### Challenge
Pull out every line in the items below that has the word "list" in it.

### Data provided
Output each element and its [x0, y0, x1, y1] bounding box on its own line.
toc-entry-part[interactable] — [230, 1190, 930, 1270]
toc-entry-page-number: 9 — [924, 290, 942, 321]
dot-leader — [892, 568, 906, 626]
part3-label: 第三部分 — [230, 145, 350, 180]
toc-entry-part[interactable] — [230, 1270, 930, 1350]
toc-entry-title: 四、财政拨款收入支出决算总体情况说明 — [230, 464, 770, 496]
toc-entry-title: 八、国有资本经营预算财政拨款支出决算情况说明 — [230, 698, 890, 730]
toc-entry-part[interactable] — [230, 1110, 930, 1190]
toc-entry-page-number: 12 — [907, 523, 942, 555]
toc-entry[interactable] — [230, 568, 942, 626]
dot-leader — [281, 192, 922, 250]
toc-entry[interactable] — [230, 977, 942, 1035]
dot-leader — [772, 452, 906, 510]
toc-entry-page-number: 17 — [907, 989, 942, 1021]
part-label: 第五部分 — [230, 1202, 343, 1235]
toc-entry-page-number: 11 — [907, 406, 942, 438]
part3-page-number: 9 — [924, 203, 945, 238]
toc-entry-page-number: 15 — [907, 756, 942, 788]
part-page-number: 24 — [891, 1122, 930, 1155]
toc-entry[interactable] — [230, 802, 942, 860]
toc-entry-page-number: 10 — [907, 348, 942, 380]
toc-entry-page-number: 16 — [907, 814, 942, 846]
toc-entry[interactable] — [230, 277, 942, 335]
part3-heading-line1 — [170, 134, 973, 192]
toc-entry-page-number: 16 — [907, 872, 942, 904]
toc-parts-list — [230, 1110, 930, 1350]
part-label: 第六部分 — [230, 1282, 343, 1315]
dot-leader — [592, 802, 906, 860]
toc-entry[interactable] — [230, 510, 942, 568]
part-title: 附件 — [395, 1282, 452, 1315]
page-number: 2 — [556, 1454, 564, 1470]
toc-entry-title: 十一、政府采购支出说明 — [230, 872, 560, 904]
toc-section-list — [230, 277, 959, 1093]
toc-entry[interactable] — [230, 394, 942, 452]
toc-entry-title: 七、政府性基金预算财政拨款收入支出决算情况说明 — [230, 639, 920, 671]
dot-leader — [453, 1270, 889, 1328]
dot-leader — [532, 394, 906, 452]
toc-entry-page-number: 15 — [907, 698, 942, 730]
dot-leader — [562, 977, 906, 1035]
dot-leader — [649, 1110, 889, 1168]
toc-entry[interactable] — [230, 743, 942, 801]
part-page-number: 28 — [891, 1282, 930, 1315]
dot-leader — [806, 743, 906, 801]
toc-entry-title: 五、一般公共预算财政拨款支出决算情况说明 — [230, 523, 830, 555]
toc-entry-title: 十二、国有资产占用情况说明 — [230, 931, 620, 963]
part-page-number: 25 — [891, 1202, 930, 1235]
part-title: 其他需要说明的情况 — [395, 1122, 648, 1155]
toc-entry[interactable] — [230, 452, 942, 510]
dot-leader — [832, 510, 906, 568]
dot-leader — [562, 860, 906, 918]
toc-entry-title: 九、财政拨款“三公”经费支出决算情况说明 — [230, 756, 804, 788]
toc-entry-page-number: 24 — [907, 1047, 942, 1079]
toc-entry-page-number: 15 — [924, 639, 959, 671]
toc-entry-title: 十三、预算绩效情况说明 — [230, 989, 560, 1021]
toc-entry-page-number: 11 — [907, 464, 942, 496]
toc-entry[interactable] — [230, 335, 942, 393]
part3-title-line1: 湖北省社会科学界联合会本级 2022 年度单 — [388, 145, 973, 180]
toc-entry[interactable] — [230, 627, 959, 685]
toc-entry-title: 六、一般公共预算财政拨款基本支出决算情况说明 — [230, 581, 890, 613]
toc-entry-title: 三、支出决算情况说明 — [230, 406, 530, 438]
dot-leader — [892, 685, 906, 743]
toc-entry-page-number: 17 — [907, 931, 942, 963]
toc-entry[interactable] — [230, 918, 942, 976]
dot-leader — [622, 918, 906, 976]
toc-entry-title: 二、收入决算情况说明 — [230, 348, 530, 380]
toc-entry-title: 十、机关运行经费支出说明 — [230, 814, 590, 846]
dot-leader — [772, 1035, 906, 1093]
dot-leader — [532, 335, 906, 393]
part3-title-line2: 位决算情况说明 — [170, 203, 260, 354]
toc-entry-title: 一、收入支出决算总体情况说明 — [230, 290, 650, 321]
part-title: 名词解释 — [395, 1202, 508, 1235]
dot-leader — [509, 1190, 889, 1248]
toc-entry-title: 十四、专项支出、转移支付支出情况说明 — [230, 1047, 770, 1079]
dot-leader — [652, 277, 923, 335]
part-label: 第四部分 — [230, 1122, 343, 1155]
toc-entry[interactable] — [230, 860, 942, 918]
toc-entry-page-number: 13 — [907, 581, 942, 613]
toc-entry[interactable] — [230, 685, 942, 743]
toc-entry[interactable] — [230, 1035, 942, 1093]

### Solution for this exercise
toc-parts-list — [230, 1110, 930, 1350]
toc-section-list — [230, 277, 959, 1093]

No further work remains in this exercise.